> EXERCISE PROMPT:
Look through the records that follow. Copy every line containing the word "JSON".

> ENTRIES SUPPLIED:
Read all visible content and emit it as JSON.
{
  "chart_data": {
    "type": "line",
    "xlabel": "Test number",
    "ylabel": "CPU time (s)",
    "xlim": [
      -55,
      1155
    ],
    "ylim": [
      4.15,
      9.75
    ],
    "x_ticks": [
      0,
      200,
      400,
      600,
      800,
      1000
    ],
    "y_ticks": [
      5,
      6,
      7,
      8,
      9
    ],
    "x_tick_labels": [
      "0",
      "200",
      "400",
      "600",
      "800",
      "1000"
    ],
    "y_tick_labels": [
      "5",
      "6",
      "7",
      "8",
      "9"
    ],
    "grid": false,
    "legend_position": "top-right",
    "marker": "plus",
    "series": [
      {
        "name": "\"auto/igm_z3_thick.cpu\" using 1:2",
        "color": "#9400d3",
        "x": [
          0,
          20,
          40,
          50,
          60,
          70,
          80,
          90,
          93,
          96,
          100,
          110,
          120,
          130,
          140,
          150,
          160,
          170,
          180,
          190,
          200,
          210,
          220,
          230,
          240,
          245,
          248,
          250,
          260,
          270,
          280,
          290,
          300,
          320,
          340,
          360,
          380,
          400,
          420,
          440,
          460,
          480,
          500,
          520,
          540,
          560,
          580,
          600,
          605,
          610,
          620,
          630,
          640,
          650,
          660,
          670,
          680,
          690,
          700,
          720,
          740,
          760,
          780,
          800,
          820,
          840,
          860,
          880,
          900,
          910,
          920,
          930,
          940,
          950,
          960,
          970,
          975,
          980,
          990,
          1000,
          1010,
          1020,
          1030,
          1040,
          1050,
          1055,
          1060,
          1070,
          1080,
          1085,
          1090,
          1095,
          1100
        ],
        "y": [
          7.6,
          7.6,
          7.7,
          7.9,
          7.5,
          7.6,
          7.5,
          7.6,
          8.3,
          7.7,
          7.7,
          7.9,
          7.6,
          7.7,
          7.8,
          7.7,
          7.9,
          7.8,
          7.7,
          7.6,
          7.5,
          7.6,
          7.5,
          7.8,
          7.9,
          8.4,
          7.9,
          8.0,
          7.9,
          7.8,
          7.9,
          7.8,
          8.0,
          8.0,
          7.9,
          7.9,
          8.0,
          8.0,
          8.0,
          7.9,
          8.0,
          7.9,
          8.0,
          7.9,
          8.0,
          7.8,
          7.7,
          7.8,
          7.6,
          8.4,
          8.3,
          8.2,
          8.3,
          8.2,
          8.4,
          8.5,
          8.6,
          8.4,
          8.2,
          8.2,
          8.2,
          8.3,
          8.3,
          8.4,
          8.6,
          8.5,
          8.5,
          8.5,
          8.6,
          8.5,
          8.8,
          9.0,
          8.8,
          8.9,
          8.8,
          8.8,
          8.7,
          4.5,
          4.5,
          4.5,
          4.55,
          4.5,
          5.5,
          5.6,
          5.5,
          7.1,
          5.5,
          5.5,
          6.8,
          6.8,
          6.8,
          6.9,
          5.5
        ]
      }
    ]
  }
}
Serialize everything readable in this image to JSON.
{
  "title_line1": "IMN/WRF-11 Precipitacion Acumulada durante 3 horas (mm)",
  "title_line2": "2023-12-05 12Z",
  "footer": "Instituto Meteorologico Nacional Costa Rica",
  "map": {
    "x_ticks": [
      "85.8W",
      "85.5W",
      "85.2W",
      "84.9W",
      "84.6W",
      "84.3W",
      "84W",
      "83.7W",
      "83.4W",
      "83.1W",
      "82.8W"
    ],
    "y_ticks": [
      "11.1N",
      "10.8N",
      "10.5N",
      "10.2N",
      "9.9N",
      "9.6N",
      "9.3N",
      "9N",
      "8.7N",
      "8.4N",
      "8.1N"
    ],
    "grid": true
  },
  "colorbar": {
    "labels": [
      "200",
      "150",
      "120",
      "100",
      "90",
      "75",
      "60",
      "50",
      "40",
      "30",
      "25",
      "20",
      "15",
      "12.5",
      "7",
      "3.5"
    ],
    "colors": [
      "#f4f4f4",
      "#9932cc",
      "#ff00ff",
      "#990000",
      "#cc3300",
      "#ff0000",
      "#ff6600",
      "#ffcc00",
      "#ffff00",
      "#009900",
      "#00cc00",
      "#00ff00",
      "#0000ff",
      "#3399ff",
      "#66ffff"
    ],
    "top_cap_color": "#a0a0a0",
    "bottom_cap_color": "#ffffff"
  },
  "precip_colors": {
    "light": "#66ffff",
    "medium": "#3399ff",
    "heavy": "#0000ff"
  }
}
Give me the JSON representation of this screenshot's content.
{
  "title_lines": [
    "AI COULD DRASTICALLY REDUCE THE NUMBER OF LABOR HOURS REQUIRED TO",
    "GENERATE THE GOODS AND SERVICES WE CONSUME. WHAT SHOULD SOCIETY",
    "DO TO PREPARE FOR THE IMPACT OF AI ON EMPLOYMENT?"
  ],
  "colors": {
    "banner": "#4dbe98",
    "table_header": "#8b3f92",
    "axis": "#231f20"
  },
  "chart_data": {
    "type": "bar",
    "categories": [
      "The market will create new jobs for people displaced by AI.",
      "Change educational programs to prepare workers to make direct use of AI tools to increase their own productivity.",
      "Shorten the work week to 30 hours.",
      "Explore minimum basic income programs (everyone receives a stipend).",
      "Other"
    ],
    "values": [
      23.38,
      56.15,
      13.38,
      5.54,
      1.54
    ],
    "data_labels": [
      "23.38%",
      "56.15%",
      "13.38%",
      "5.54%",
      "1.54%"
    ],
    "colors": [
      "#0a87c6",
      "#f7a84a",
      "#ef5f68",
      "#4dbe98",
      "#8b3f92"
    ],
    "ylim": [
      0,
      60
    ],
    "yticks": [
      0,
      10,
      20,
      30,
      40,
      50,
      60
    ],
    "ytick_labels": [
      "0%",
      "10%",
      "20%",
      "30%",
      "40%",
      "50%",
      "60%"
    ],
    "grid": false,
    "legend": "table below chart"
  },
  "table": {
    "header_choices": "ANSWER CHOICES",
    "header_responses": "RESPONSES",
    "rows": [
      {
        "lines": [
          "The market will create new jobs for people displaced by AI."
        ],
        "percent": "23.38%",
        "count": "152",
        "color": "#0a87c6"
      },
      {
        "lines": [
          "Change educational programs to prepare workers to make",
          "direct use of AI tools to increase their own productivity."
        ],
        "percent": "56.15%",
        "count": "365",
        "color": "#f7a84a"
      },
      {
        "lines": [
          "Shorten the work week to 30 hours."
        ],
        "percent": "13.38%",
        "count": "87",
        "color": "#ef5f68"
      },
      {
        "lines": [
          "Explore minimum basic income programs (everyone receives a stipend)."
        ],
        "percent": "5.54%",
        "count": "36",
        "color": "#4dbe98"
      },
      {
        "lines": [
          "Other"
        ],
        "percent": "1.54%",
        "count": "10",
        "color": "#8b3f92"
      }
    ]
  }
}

> OUTPUT OF THE EXERCISE:
Read all visible content and emit it as JSON.
Serialize everything readable in this image to JSON.
Give me the JSON representation of this screenshot's content.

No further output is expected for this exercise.